----- Given records -----
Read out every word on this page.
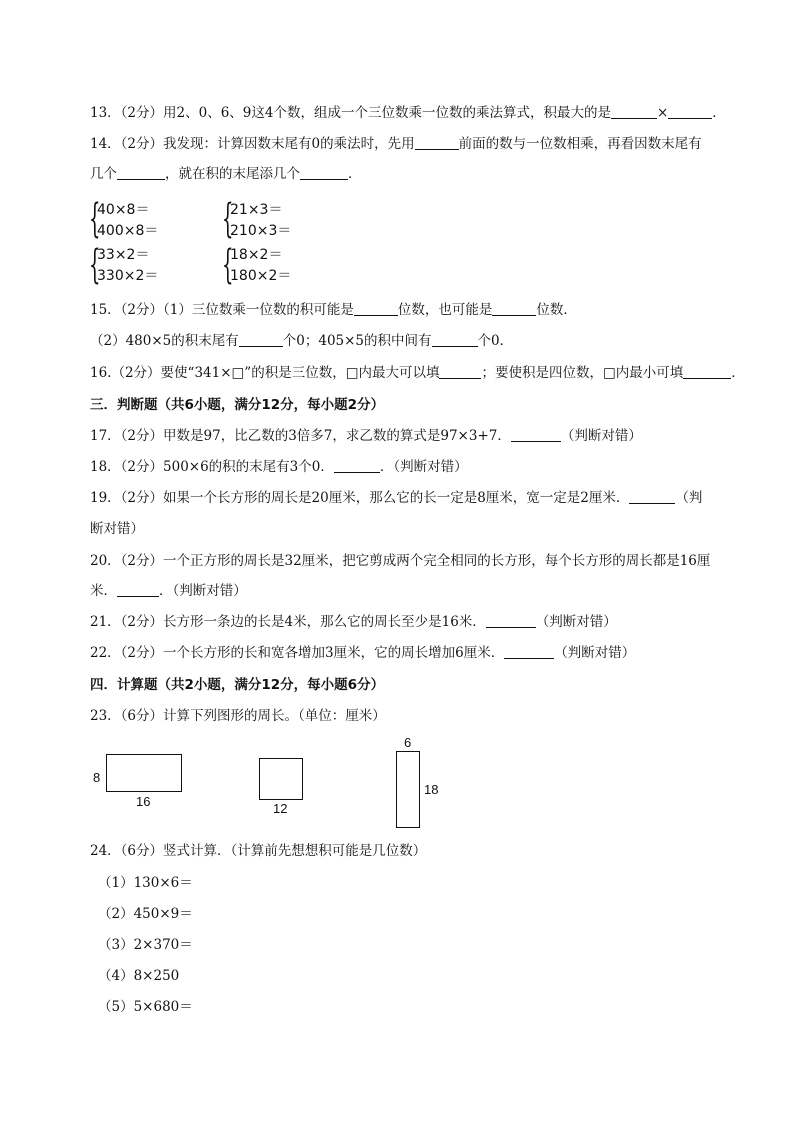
13．（2分）用2、0、6、9这4个数，组成一个三位数乘一位数的乘法算式，积最大的是	×	．
14．（2分）我发现：计算因数末尾有0的乘法时，先用	前面的数与一位数相乘，再看因数末尾有
几个	，就在积的末尾添几个	．
{
40×8＝
400×8＝ {
21×3＝
210×3＝
{
33×2＝
330×2＝ {
18×2＝
180×2＝
15．（2分）（1）三位数乘一位数的积可能是	位数，也可能是	位数．
（2）480×5的积末尾有	个0；405×5的积中间有	个0．
16.（2分）要使“341×□”的积是三位数，□内最大可以填	；要使积是四位数，□内最小可填	．
三．判断题（共6小题，满分12分，每小题2分）
17．（2分）甲数是97，比乙数的3倍多7，求乙数的算式是97×3+7．	（判断对错）
18．（2分）500×6的积的末尾有3个0．	．（判断对错）
19．（2分）如果一个长方形的周长是20厘米，那么它的长一定是8厘米，宽一定是2厘米．	（判
断对错）
20．（2分）一个正方形的周长是32厘米，把它剪成两个完全相同的长方形，每个长方形的周长都是16厘
米．	．（判断对错）
21．（2分）长方形一条边的长是4米，那么它的周长至少是16米．	（判断对错）
22．（2分）一个长方形的长和宽各增加3厘米，它的周长增加6厘米．	（判断对错）
四．计算题（共2小题，满分12分，每小题6分）
23．（6分）计算下列图形的周长。（单位：厘米）
8
16	12
6
18
24．（6分）竖式计算．（计算前先想想积可能是几位数）
（1）130×6＝
（2）450×9＝
（3）2×370＝
（4）8×250
（5）5×680＝
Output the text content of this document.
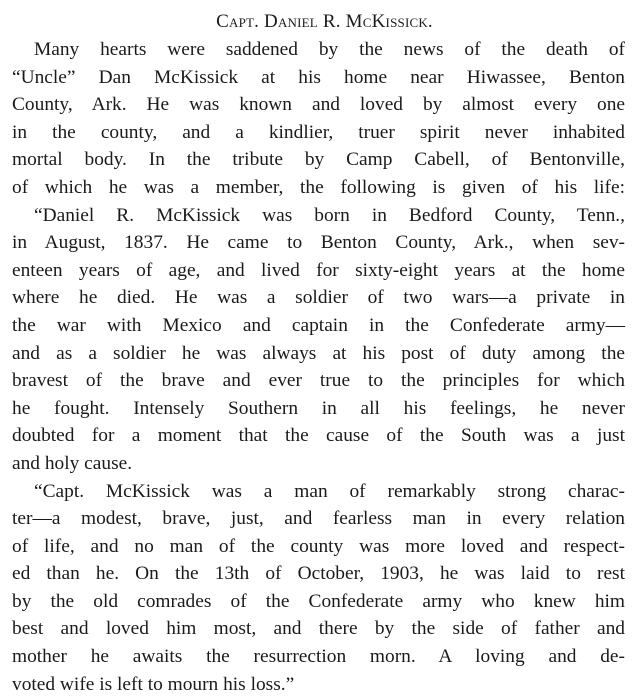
Capt. Daniel R. McKissick.
Many hearts were saddened by the news of the death of
“Uncle” Dan McKissick at his home near Hiwassee, Benton
County, Ark. He was known and loved by almost every one
in the county, and a kindlier, truer spirit never inhabited
mortal body. In the tribute by Camp Cabell, of Bentonville,
of which he was a member, the following is given of his life:
“Daniel R. McKissick was born in Bedford County, Tenn.,
in August, 1837. He came to Benton County, Ark., when sev-
enteen years of age, and lived for sixty-eight years at the home
where he died. He was a soldier of two wars—a private in
the war with Mexico and captain in the Confederate army—
and as a soldier he was always at his post of duty among the
bravest of the brave and ever true to the principles for which
he fought. Intensely Southern in all his feelings, he never
doubted for a moment that the cause of the South was a just
and holy cause.
“Capt. McKissick was a man of remarkably strong charac-
ter—a modest, brave, just, and fearless man in every relation
of life, and no man of the county was more loved and respect-
ed than he. On the 13th of October, 1903, he was laid to rest
by the old comrades of the Confederate army who knew him
best and loved him most, and there by the side of father and
mother he awaits the resurrection morn. A loving and de-
voted wife is left to mourn his loss.”
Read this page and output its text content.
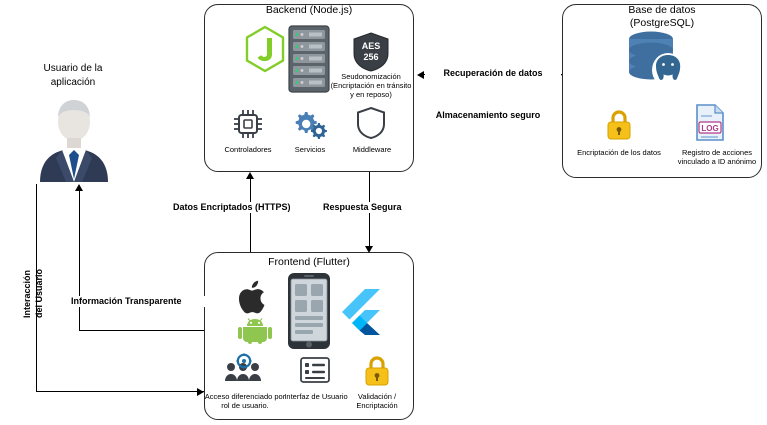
Backend (Node.js)
AES
256
Seudonomización
(Encriptación en tránsito
y en reposo)
Controladores	Servicios	Middleware
Base de datos
(PostgreSQL)
Encriptación de los datos
LOG
Registro de acciones
vinculado a ID anónimo
Frontend (Flutter)
Acceso diferenciado por
rol de usuario.
Interfaz de Usuario	Validación /
Encriptación
Usuario de la
aplicación
Recuperación de datos
Almacenamiento seguro
Datos Encriptados (HTTPS)	Respuesta Segura
Interacción del Usuario	Información Transparente
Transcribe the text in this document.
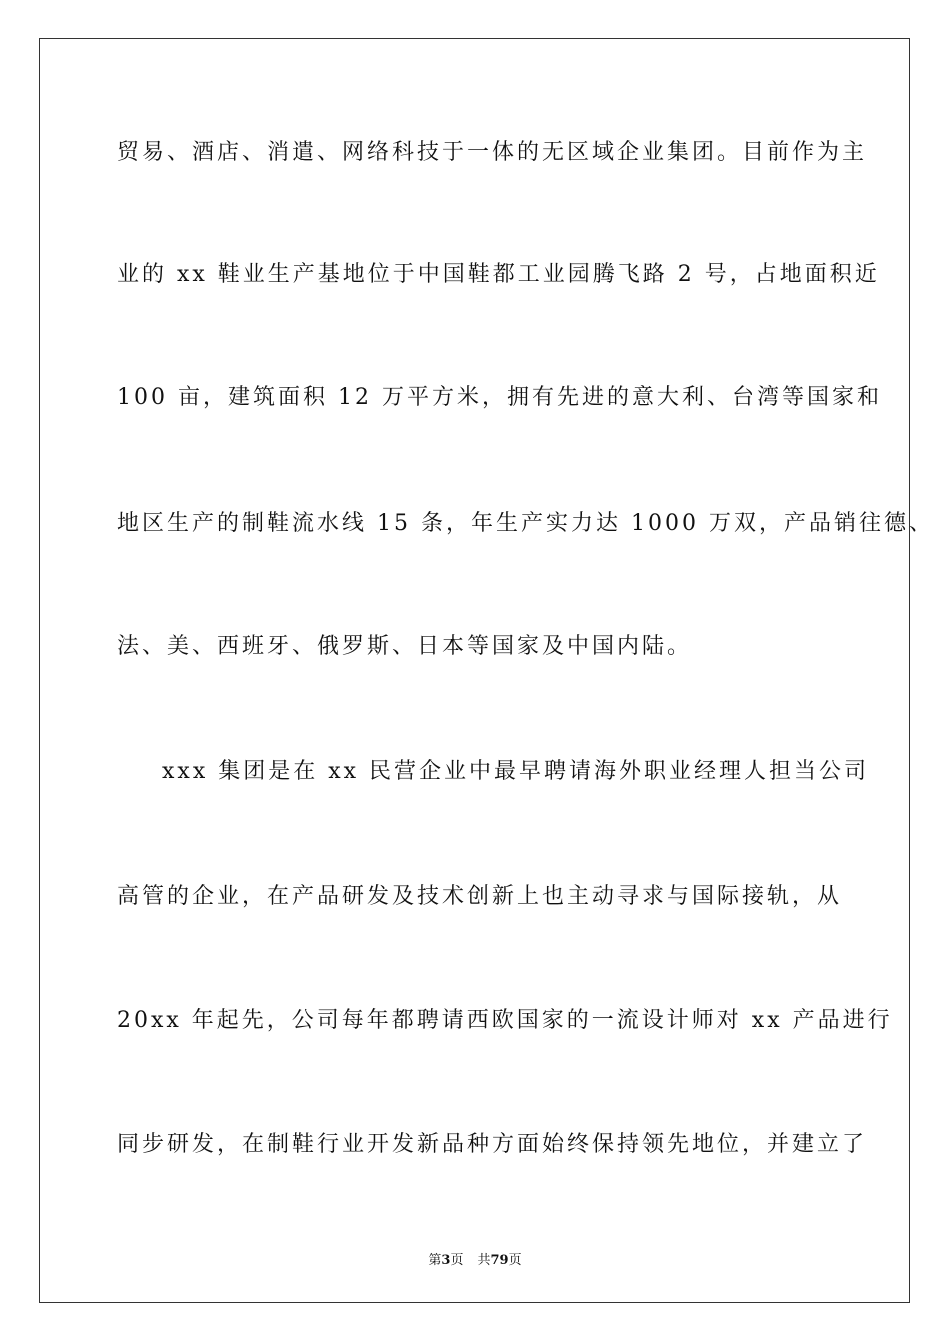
贸易、酒店、消遣、网络科技于一体的无区域企业集团。目前作为主
业的 xx 鞋业生产基地位于中国鞋都工业园腾飞路 2 号，占地面积近
100 亩，建筑面积 12 万平方米，拥有先进的意大利、台湾等国家和
地区生产的制鞋流水线 15 条，年生产实力达 1000 万双，产品销往德、
法、美、西班牙、俄罗斯、日本等国家及中国内陆。
xxx 集团是在 xx 民营企业中最早聘请海外职业经理人担当公司
高管的企业，在产品研发及技术创新上也主动寻求与国际接轨，从
20xx 年起先，公司每年都聘请西欧国家的一流设计师对 xx 产品进行
同步研发，在制鞋行业开发新品种方面始终保持领先地位，并建立了
第3页 共79页
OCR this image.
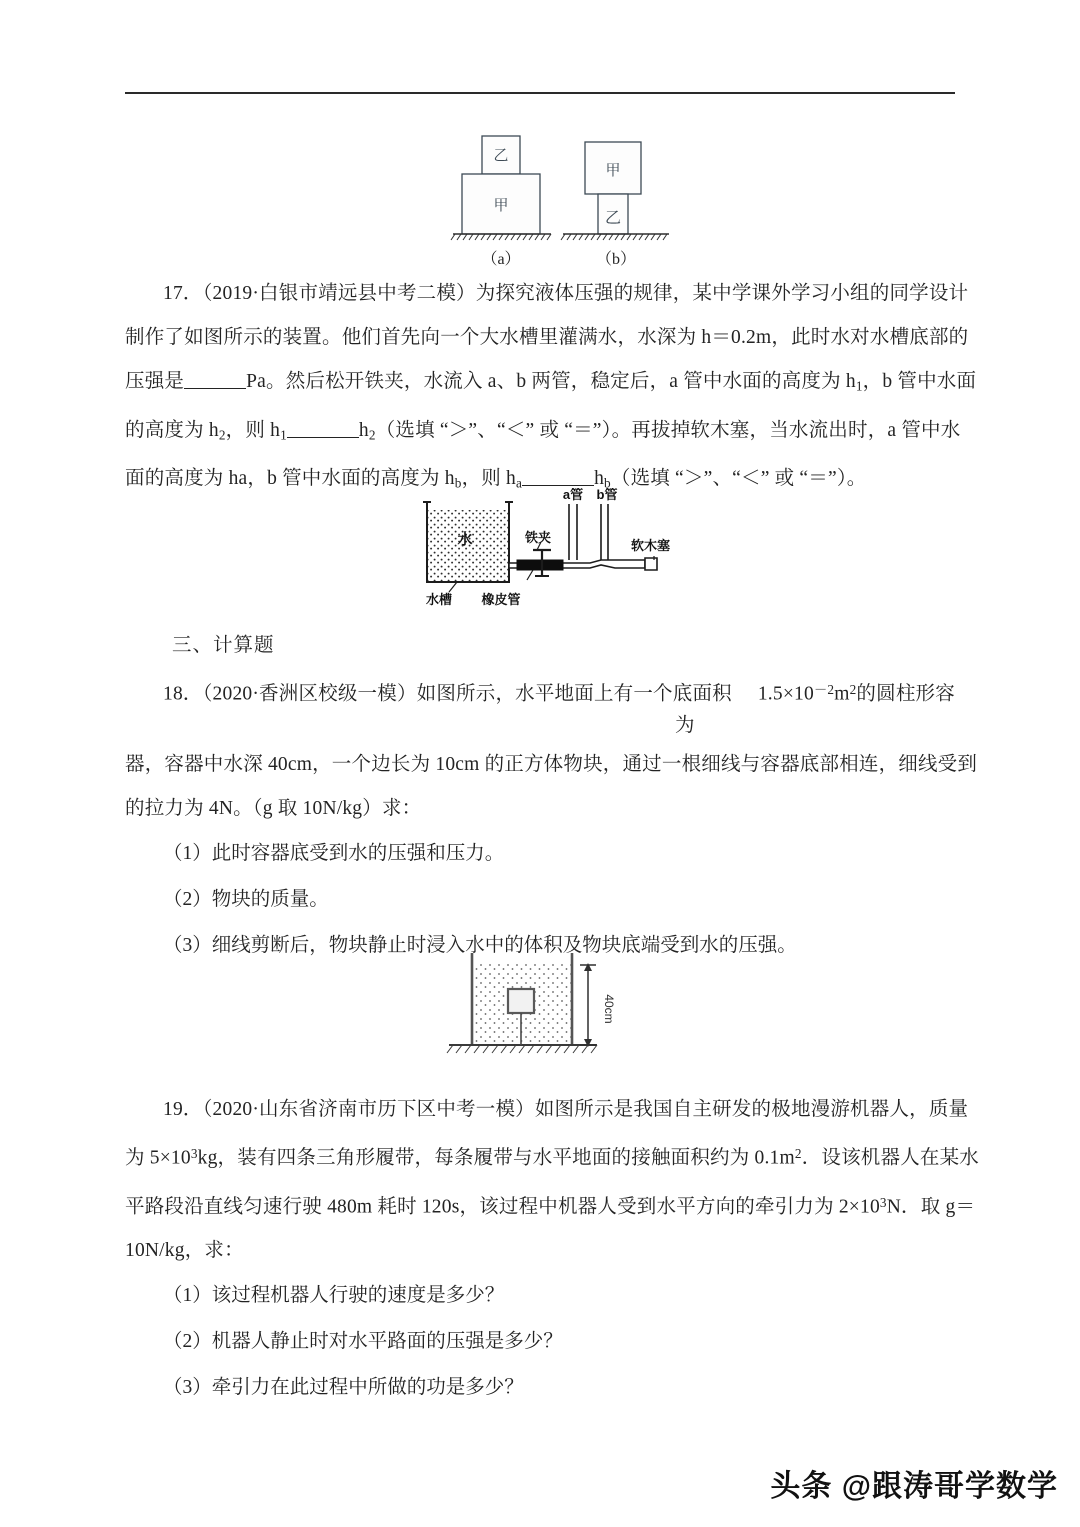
乙
甲
甲
乙
（a）	（b）

17．（2019·白银市靖远县中考二模）为探究液体压强的规律，某中学课外学习小组的同学设计

制作了如图所示的装置。他们首先向一个大水槽里灌满水，水深为 h＝0.2m，此时水对水槽底部的

压强是	Pa。然后松开铁夹，水流入 a、b 两管，稳定后，a 管中水面的高度为 $h_1$，b 管中水面

的高度为 $h_2$，则 $h_1$	$h_2$（选填 “＞”、“＜” 或 “＝”）。再拔掉软木塞，当水流出时，a 管中水

面的高度为 ha，b 管中水面的高度为 $h_b$，则 $h_a$	$h_b$（选填 “＞”、“＜” 或 “＝”）。

水
a管 b管
软木塞
铁夹
橡皮管
水槽

三、计算题

18．（2020·香洲区校级一模）如图所示，水平地面上有一个底面积 $1.5\times 10^{-2}m^2$的圆柱形容

为

器，容器中水深 40cm，一个边长为 10cm 的正方体物块，通过一根细线与容器底部相连，细线受到

的拉力为 4N。（g 取 10N/kg）求：

（1）此时容器底受到水的压强和压力。

（2）物块的质量。

（3）细线剪断后，物块静止时浸入水中的体积及物块底端受到水的压强。

40cm

19．（2020·山东省济南市历下区中考一模）如图所示是我国自主研发的极地漫游机器人，质量

为 $5\times 10^3kg$，装有四条三角形履带，每条履带与水平地面的接触面积约为 $0.1m^2$．设该机器人在某水

平路段沿直线匀速行驶 480m 耗时 120s，该过程中机器人受到水平方向的牵引力为 $2\times 10^3N$．取 g＝

10N/kg，求：

（1）该过程机器人行驶的速度是多少？

（2）机器人静止时对水平路面的压强是多少？

（3）牵引力在此过程中所做的功是多少？

头条 @跟涛哥学数学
-----
*Given problem*:
Give back only a number, the number of lines where the string "life" occurs.

*Response to the exercise*:
2